▸ **Textauszug**:
___
# Email lokal in Mailbox zustellen UND an mehrere Empfänger weiterleiten



## lukasdebaum (15. Nov. 2011)

Hallo Forum

Ist es im ISPconfig Webinterface möglich eine Mailbox so zu konfigurieren das Emails lokal in die Mailbox zugestellt werden, und gleichzeitig an MEHRERE (externe) Emailadressen weiterzuleiten ?


mfg lukasdebaum


----------



## Till (15. Nov. 2011)

Schau mal in die ISPConfig FAQ:

ISPConfig 3: How to send copys of incoming emails to other mailboxes « FAQforge


----------



## lukasdebaum (15. Nov. 2011)

vielen Dank für die Info

Die Funktion "Send copy to" beim anlegen einer Mailbox ist ja genau das was ich benötige (erzeugt den "sieve redirect" Eintrag). Leider funktioniert das nur mit EINER Emailadresse. 

Kann ich bei der "Send copy to" Funktion wirklich nur eine Empfänger Emailadresse angeben?

Gibt es für mein "Problem" vielleicht noch eine andere Lösung außer über den Weg Mailbox -> "eigenen Regel" wie in dem Link von Till erklärt?


----------
___
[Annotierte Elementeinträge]
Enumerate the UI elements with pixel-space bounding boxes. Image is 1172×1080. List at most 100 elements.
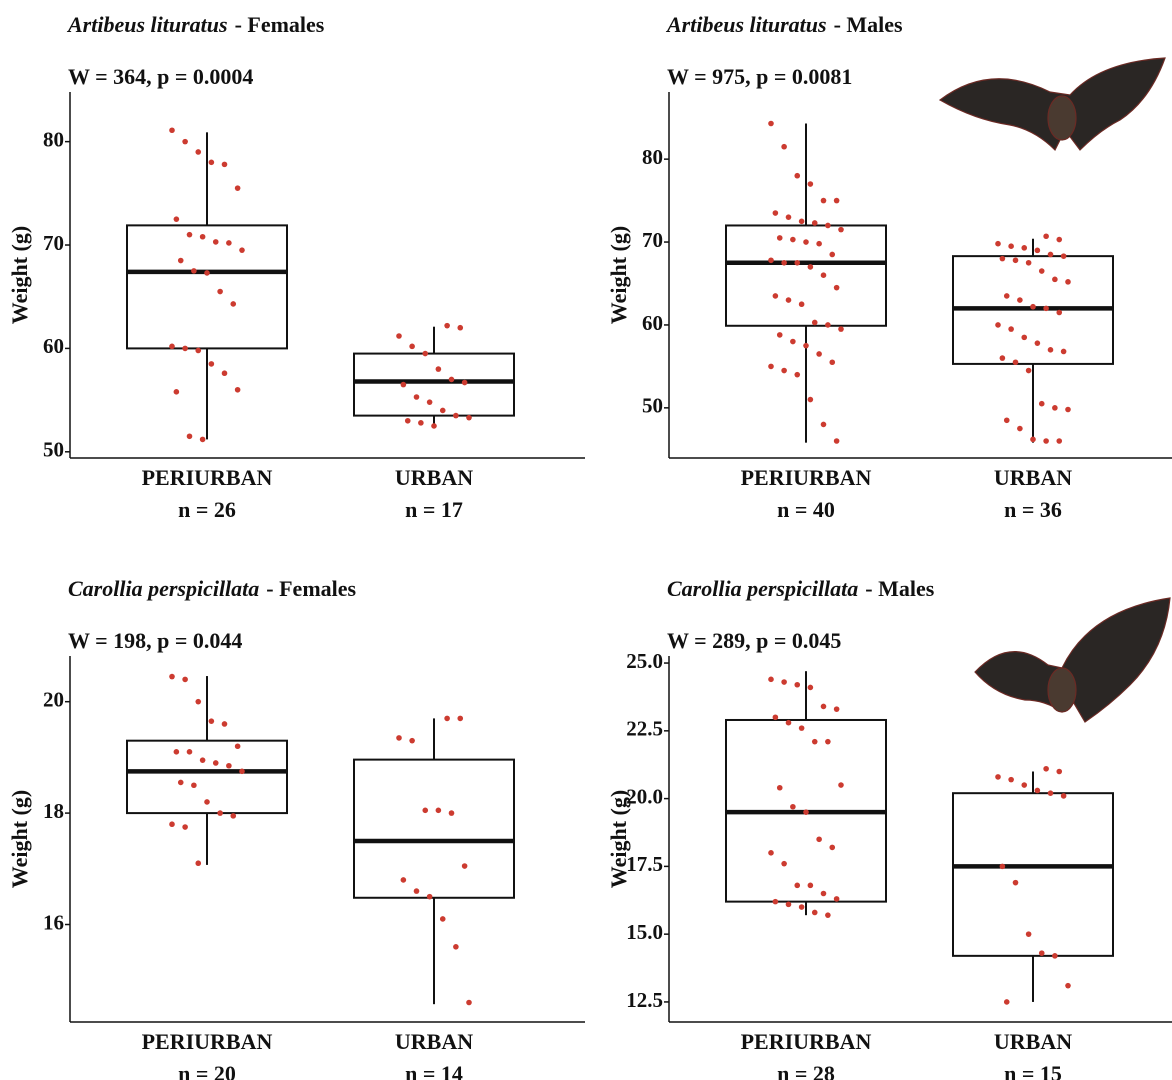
- x-tick-label: URBAN: [395, 1029, 473, 1054]
- data-point: [776, 784, 783, 791]
- data-point: [772, 293, 779, 299]
- test-statistic: W = 975, p = 0.0081: [667, 64, 852, 89]
- data-point: [1012, 359, 1019, 366]
- data-point: [1034, 247, 1041, 254]
- data-point: [1038, 268, 1045, 274]
- data-point: [781, 367, 787, 374]
- data-point: [798, 218, 805, 225]
- data-point: [768, 257, 774, 264]
- sample-size: n = 28: [777, 1061, 835, 1080]
- data-point: [431, 423, 437, 429]
- data-point: [1043, 305, 1049, 312]
- data-point: [195, 149, 202, 155]
- x-tick-label: PERIURBAN: [142, 1029, 273, 1054]
- y-axis-label: Weight (g): [7, 790, 32, 888]
- data-point: [1043, 438, 1049, 444]
- data-point: [173, 749, 180, 755]
- data-point: [195, 347, 202, 354]
- data-point: [413, 888, 420, 894]
- data-point: [807, 684, 814, 691]
- data-point: [820, 197, 827, 204]
- sex-label: - Males: [834, 12, 903, 37]
- data-point: [798, 904, 805, 910]
- species-name: Artibeus lituratus: [66, 12, 228, 37]
- data-point: [833, 706, 840, 712]
- y-tick-label: 12.5: [626, 988, 663, 1012]
- y-tick-label: 15.0: [626, 920, 663, 944]
- box: [353, 758, 515, 899]
- data-point: [1043, 765, 1049, 772]
- data-point: [173, 216, 180, 222]
- data-point: [838, 226, 844, 233]
- y-tick-label: 20: [43, 687, 64, 711]
- y-axis-label: Weight (g): [606, 790, 631, 888]
- data-point: [811, 909, 818, 916]
- data-point: [1021, 245, 1028, 251]
- test-statistic: W = 364, p = 0.0004: [68, 64, 253, 89]
- data-point: [785, 901, 792, 908]
- y-tick-label: 80: [43, 127, 64, 151]
- data-point: [426, 399, 433, 405]
- data-point: [186, 749, 193, 755]
- data-point: [413, 394, 420, 400]
- bat-body: [1047, 667, 1077, 713]
- sample-size: n = 20: [178, 1061, 236, 1080]
- y-axis-label: Weight (g): [7, 226, 32, 324]
- data-point: [461, 379, 468, 386]
- data-point: [794, 882, 801, 889]
- data-point: [230, 301, 237, 307]
- data-point: [422, 807, 429, 814]
- data-point: [1008, 326, 1014, 332]
- data-point: [768, 850, 774, 856]
- data-point: [182, 676, 188, 683]
- data-point: [820, 272, 827, 279]
- data-point: [169, 127, 175, 134]
- x-tick-label: PERIURBAN: [741, 465, 872, 490]
- data-point: [221, 161, 228, 168]
- data-point: [182, 824, 188, 830]
- data-point: [400, 381, 407, 388]
- y-tick-label: 60: [642, 311, 663, 335]
- data-point: [466, 414, 472, 421]
- data-point: [1052, 276, 1058, 283]
- data-point: [1038, 400, 1045, 407]
- data-point: [1065, 279, 1071, 285]
- data-point: [435, 807, 442, 814]
- panel-title: Carollia perspicillata - Females: [68, 576, 357, 601]
- box: [126, 224, 288, 350]
- bat-illustration: [938, 57, 1166, 152]
- sample-size: n = 40: [777, 497, 835, 522]
- y-tick-label: 22.5: [626, 717, 663, 741]
- panel: Carollia perspicillata - Males W = 289, p …: [606, 576, 1172, 1080]
- y-tick-label: 16: [43, 910, 64, 934]
- species-name: Carollia perspicillata: [667, 576, 858, 601]
- data-point: [1034, 787, 1041, 794]
- data-point: [226, 762, 232, 769]
- data-point: [772, 714, 779, 721]
- panel: Carollia perspicillata - Females W = 198, …: [7, 576, 585, 1080]
- data-point: [204, 270, 210, 276]
- data-point: [182, 345, 188, 352]
- panel: Artibeus lituratus - Females W = 364, p = …: [7, 12, 585, 522]
- data-point: [208, 718, 215, 724]
- data-point: [838, 326, 844, 332]
- data-point: [1025, 367, 1032, 374]
- y-tick-label: 25.0: [626, 649, 663, 673]
- data-point: [794, 172, 801, 179]
- data-point: [776, 235, 783, 241]
- data-point: [221, 721, 228, 727]
- sample-size: n = 15: [1004, 1061, 1062, 1080]
- data-point: [825, 912, 831, 918]
- data-point: [453, 943, 459, 950]
- data-point: [418, 420, 424, 426]
- sample-size: n = 14: [405, 1061, 463, 1080]
- data-point: [234, 386, 241, 393]
- data-point: [807, 264, 814, 270]
- data-point: [772, 898, 779, 905]
- sex-label: - Females: [266, 576, 356, 601]
- data-point: [1017, 297, 1023, 303]
- y-tick-label: 60: [43, 334, 64, 358]
- data-point: [1043, 233, 1049, 240]
- data-point: [1003, 417, 1010, 424]
- data-point: [457, 324, 464, 331]
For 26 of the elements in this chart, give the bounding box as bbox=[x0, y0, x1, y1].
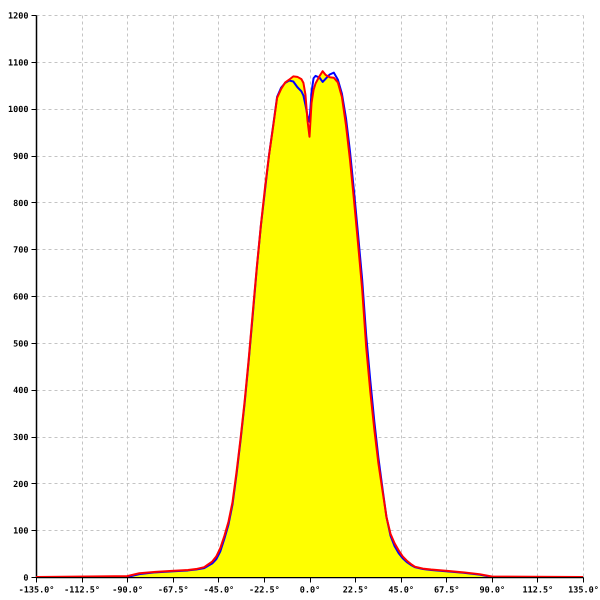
y-tick-label: 600 bbox=[13, 292, 28, 302]
x-tick-label: -135.0° bbox=[18, 586, 54, 596]
y-tick-label: 400 bbox=[13, 386, 28, 396]
y-tick-label: 300 bbox=[13, 433, 28, 443]
y-tick-label: 1200 bbox=[8, 12, 28, 22]
y-tick-label: 800 bbox=[13, 198, 28, 209]
x-tick-label: -112.5° bbox=[64, 586, 100, 596]
x-tick-label: 45.0° bbox=[388, 586, 414, 596]
y-tick-label: 700 bbox=[13, 246, 28, 256]
y-tick-label: 900 bbox=[13, 152, 28, 162]
x-tick-label: 112.5° bbox=[522, 586, 554, 596]
x-tick-label: 135.0° bbox=[568, 586, 599, 596]
x-tick-label: -67.5° bbox=[158, 586, 189, 596]
x-tick-label: 90.0° bbox=[480, 586, 506, 596]
y-tick-label: 100 bbox=[13, 526, 28, 537]
y-tick-label: 1000 bbox=[8, 105, 28, 116]
y-tick-label: 1100 bbox=[8, 58, 28, 68]
x-tick-label: 22.5° bbox=[342, 586, 368, 596]
y-tick-label: 0 bbox=[23, 574, 28, 584]
x-tick-label: -22.5° bbox=[249, 586, 280, 596]
x-tick-label: -90.0° bbox=[112, 586, 144, 596]
x-tick-label: 0.0° bbox=[300, 586, 320, 596]
y-tick-label: 200 bbox=[13, 480, 28, 490]
x-tick-label: 67.5° bbox=[434, 586, 460, 596]
x-tick-label: -45.0° bbox=[203, 586, 234, 596]
y-tick-label: 500 bbox=[13, 339, 28, 350]
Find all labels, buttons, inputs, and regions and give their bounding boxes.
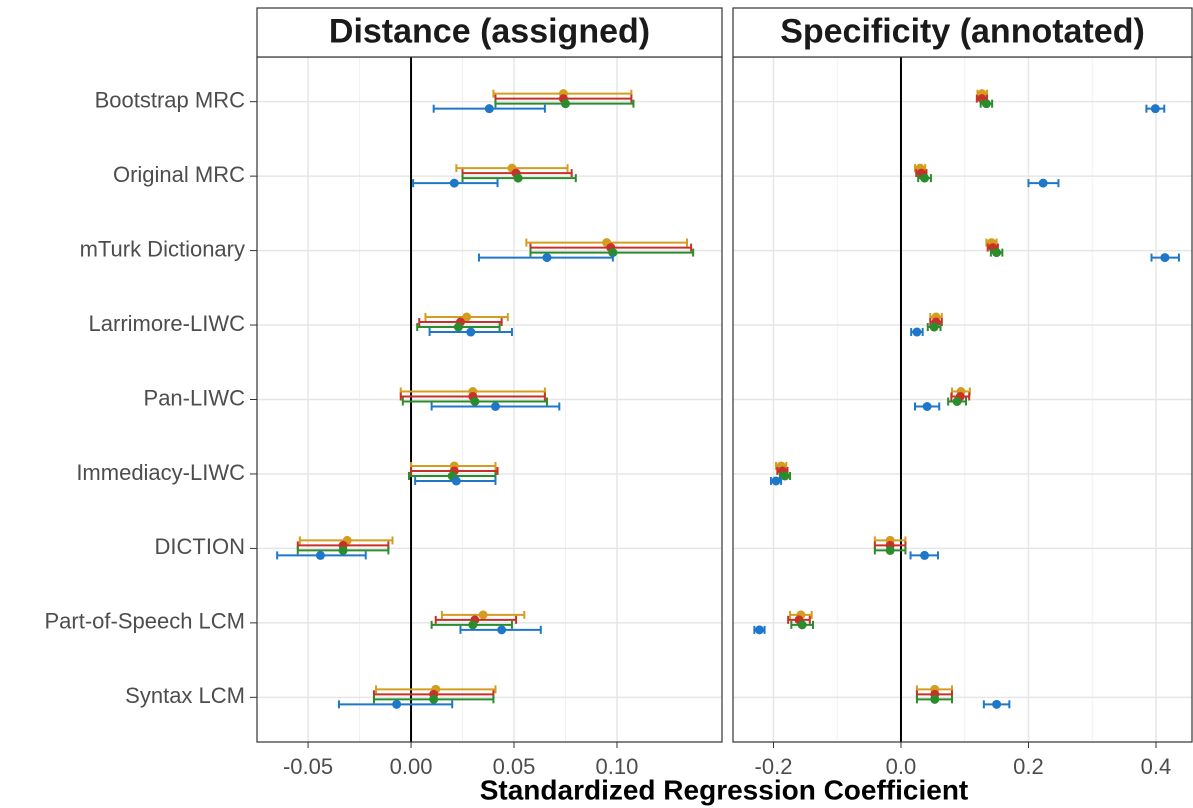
point xyxy=(1160,253,1170,263)
strip-title: Specificity (annotated) xyxy=(780,12,1145,50)
point xyxy=(451,476,461,486)
point xyxy=(912,327,922,337)
point xyxy=(453,322,463,332)
point xyxy=(1038,178,1048,188)
category-label: DICTION xyxy=(155,534,245,559)
point xyxy=(920,550,930,560)
point xyxy=(930,694,940,704)
point xyxy=(315,550,325,560)
x-tick-label: 0.2 xyxy=(1013,754,1044,779)
strip-title: Distance (assigned) xyxy=(329,12,650,50)
category-label: Syntax LCM xyxy=(125,683,245,708)
point xyxy=(484,104,494,114)
point xyxy=(560,99,570,109)
point xyxy=(1150,104,1160,114)
point xyxy=(466,327,476,337)
x-tick-label: 0.00 xyxy=(390,754,433,779)
category-label: mTurk Dictionary xyxy=(80,236,245,261)
category-label: Bootstrap MRC xyxy=(95,87,245,112)
point xyxy=(754,625,764,635)
point xyxy=(478,610,488,620)
point xyxy=(470,397,480,406)
point xyxy=(338,545,348,555)
point xyxy=(513,173,523,183)
point xyxy=(992,699,1002,709)
strip xyxy=(256,7,723,58)
category-label: Immediacy-LIWC xyxy=(76,460,245,485)
category-label: Original MRC xyxy=(113,162,245,187)
category-label: Part-of-Speech LCM xyxy=(44,609,245,634)
category-label: Larrimore-LIWC xyxy=(89,311,246,336)
point xyxy=(449,178,459,188)
point xyxy=(771,476,781,486)
x-tick-label: 0.0 xyxy=(886,754,917,779)
point xyxy=(392,699,402,709)
category-label: Pan-LIWC xyxy=(144,385,246,410)
point xyxy=(981,99,991,109)
point xyxy=(429,694,439,704)
x-axis-title: Standardized Regression Coefficient xyxy=(480,774,969,805)
point xyxy=(920,173,930,183)
point xyxy=(542,253,552,263)
x-tick-label: -0.05 xyxy=(283,754,333,779)
x-tick-label: -0.2 xyxy=(755,754,793,779)
point xyxy=(929,322,939,332)
point xyxy=(797,620,807,630)
point xyxy=(922,402,932,411)
point xyxy=(780,471,790,481)
point xyxy=(992,248,1002,258)
x-tick-label: 0.10 xyxy=(596,754,639,779)
x-tick-label: 0.05 xyxy=(493,754,536,779)
point xyxy=(468,620,478,630)
point xyxy=(885,545,895,555)
x-tick-label: 0.4 xyxy=(1141,754,1172,779)
point xyxy=(497,625,507,635)
point xyxy=(608,248,618,258)
point xyxy=(952,397,962,406)
point xyxy=(462,312,472,322)
strip xyxy=(732,7,1193,58)
point xyxy=(490,402,500,411)
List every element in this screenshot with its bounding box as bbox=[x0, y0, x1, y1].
___
▸ **Aufgaben**:
1. Führe alle Beiträge im Forenthread über die E-Mail-Weiterleitung mit dem Namen des Verfassers und dem angegebenen Datum in ihrer Reihenfolge auf.
2. Extrahiere aus dem Forenthread über die E-Mail-Weiterleitung wortgetreu den Abschnitt von „vielen Dank für“ bis einschließlich „mit EINER Emailadresse.“.

▸ **Antworten je Aufgabe**:
1.
1. lukasdebaum (15. Nov. 2011)
2. Till (15. Nov. 2011)
3. lukasdebaum (15. Nov. 2011)

2.
vielen Dank für die Info

Die Funktion "Send copy to" beim anlegen einer Mailbox ist ja genau das was ich benötige (erzeugt den "sieve redirect" Eintrag). Leider funktioniert das nur mit EINER Emailadresse.